Task inputs:
——————————

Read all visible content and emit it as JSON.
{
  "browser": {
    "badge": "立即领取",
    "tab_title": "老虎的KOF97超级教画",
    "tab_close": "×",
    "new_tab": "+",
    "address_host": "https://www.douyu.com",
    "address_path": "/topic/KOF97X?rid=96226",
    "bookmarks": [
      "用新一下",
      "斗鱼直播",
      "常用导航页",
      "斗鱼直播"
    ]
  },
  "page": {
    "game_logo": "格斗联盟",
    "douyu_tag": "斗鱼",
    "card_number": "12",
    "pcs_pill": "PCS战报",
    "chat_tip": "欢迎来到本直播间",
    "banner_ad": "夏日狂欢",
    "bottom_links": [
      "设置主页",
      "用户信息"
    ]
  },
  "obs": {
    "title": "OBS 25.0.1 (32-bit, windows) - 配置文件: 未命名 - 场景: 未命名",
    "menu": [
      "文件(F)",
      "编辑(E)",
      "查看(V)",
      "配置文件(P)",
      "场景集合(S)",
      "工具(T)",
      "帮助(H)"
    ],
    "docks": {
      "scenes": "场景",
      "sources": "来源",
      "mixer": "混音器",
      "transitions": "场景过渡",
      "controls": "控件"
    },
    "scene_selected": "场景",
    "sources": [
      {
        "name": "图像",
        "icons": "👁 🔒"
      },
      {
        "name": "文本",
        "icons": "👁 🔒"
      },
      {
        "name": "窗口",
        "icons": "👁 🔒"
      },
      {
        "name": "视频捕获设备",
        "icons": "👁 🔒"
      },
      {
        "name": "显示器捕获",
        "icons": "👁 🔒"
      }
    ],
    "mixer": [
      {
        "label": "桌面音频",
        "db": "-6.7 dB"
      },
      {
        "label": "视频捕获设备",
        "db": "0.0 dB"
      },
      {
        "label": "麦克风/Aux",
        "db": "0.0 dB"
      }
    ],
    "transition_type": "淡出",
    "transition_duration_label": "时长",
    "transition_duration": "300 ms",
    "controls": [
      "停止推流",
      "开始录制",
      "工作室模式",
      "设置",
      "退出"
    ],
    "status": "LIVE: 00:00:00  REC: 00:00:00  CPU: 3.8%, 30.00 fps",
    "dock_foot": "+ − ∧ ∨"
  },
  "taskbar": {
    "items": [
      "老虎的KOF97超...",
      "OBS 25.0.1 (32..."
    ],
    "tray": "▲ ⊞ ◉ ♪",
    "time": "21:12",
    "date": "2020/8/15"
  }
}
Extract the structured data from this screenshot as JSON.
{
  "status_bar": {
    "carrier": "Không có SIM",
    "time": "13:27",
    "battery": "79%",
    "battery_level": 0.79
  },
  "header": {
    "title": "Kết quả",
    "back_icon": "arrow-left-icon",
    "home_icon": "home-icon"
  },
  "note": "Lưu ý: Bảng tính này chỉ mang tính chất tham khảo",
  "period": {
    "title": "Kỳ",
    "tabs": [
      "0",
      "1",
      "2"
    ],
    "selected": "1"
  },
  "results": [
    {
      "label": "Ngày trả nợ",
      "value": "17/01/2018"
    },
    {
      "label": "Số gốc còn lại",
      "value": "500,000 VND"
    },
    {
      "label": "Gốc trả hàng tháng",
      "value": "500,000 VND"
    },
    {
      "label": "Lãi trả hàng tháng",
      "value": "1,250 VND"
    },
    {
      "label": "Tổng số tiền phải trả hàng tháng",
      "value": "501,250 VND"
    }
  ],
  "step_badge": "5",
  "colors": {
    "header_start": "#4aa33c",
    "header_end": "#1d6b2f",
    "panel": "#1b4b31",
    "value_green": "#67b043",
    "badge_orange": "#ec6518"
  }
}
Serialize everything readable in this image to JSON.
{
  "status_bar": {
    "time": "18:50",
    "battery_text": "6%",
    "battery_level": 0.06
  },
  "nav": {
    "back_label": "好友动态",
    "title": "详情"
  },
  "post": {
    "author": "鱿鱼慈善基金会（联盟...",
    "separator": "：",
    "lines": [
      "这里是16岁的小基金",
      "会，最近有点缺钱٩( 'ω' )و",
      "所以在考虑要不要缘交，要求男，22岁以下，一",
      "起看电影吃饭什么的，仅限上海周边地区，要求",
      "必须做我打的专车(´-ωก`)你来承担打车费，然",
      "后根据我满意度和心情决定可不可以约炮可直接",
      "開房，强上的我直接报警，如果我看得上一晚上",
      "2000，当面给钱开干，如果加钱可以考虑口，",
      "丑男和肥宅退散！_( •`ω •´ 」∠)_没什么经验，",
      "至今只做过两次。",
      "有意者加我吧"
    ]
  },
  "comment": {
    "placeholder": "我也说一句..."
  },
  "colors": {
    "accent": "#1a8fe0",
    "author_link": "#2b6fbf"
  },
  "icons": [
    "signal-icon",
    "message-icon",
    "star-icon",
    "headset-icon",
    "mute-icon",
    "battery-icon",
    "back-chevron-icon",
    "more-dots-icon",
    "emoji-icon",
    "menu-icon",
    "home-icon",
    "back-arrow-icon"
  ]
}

——————————

Given problem:
Gather each line that holds "JSON".

Full answer:
Read all visible content and emit it as JSON.
Extract the structured data from this screenshot as JSON.
Serialize everything readable in this image to JSON.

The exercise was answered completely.